/---

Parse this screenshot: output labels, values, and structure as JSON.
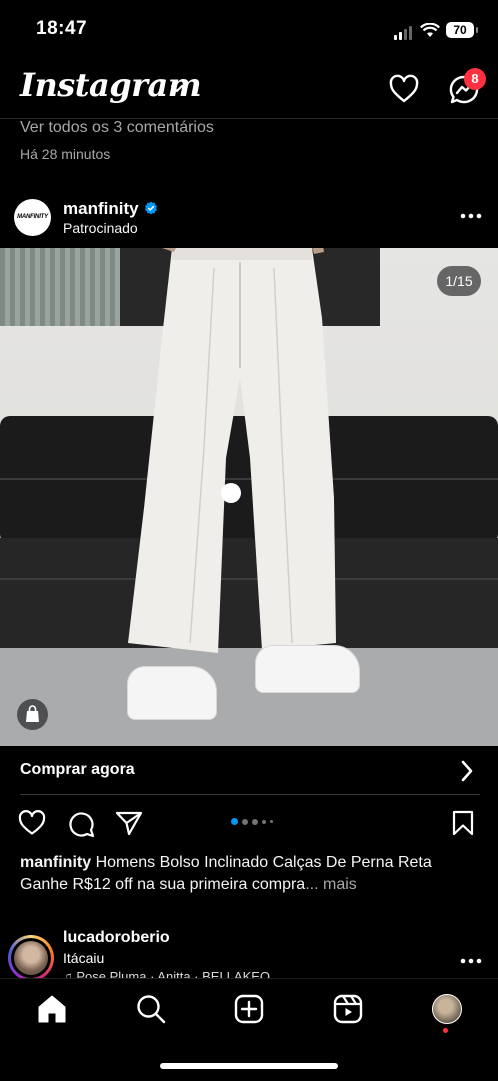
{
  "status_bar": {
    "time": "18:47",
    "battery": "70"
  },
  "header": {
    "logo": "Instagram",
    "notifications_badge": "8"
  },
  "previous_post": {
    "view_comments": "Ver todos os 3 comentários",
    "time": "Há 28 minutos"
  },
  "post": {
    "avatar_text": "MANFINITY",
    "username": "manfinity",
    "sponsored_label": "Patrocinado",
    "image_counter": "1/15",
    "cta": "Comprar agora",
    "caption_user": "manfinity",
    "caption_text": "Homens Bolso Inclinado Calças De Perna Reta Ganhe R$12 off na sua primeira compra",
    "caption_more": "... mais",
    "carousel_active_index": 0
  },
  "next_post": {
    "username": "lucadoroberio",
    "location": "Itácaiu",
    "music": "Pose Pluma · Anitta · BELLAKEO"
  },
  "icons": {
    "header": [
      "chevron-down-icon",
      "heart-icon",
      "messenger-icon"
    ],
    "post": [
      "verified-icon",
      "more-icon",
      "shopping-bag-icon",
      "chevron-right-icon",
      "heart-icon",
      "comment-icon",
      "share-icon",
      "bookmark-icon"
    ],
    "nav": [
      "home-icon",
      "search-icon",
      "create-icon",
      "reels-icon",
      "profile-avatar"
    ]
  },
  "colors": {
    "background": "#000000",
    "badge": "#ff3040",
    "verified": "#0095f6",
    "carousel_active": "#0095f6"
  }
}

\---

AIM:
Repeat the listing verbatim. Skip the pictures.

SOLUTION TO THIS TASK:
Parse this screenshot: output labels, values, and structure as JSON.
{
  "status_bar": {
    "time": "18:47",
    "battery": "70"
  },
  "header": {
    "logo": "Instagram",
    "notifications_badge": "8"
  },
  "previous_post": {
    "view_comments": "Ver todos os 3 comentários",
    "time": "Há 28 minutos"
  },
  "post": {
    "avatar_text": "MANFINITY",
    "username": "manfinity",
    "sponsored_label": "Patrocinado",
    "image_counter": "1/15",
    "cta": "Comprar agora",
    "caption_user": "manfinity",
    "caption_text": "Homens Bolso Inclinado Calças De Perna Reta Ganhe R$12 off na sua primeira compra",
    "caption_more": "... mais",
    "carousel_active_index": 0
  },
  "next_post": {
    "username": "lucadoroberio",
    "location": "Itácaiu",
    "music": "Pose Pluma · Anitta · BELLAKEO"
  },
  "icons": {
    "header": [
      "chevron-down-icon",
      "heart-icon",
      "messenger-icon"
    ],
    "post": [
      "verified-icon",
      "more-icon",
      "shopping-bag-icon",
      "chevron-right-icon",
      "heart-icon",
      "comment-icon",
      "share-icon",
      "bookmark-icon"
    ],
    "nav": [
      "home-icon",
      "search-icon",
      "create-icon",
      "reels-icon",
      "profile-avatar"
    ]
  },
  "colors": {
    "background": "#000000",
    "badge": "#ff3040",
    "verified": "#0095f6",
    "carousel_active": "#0095f6"
  }
}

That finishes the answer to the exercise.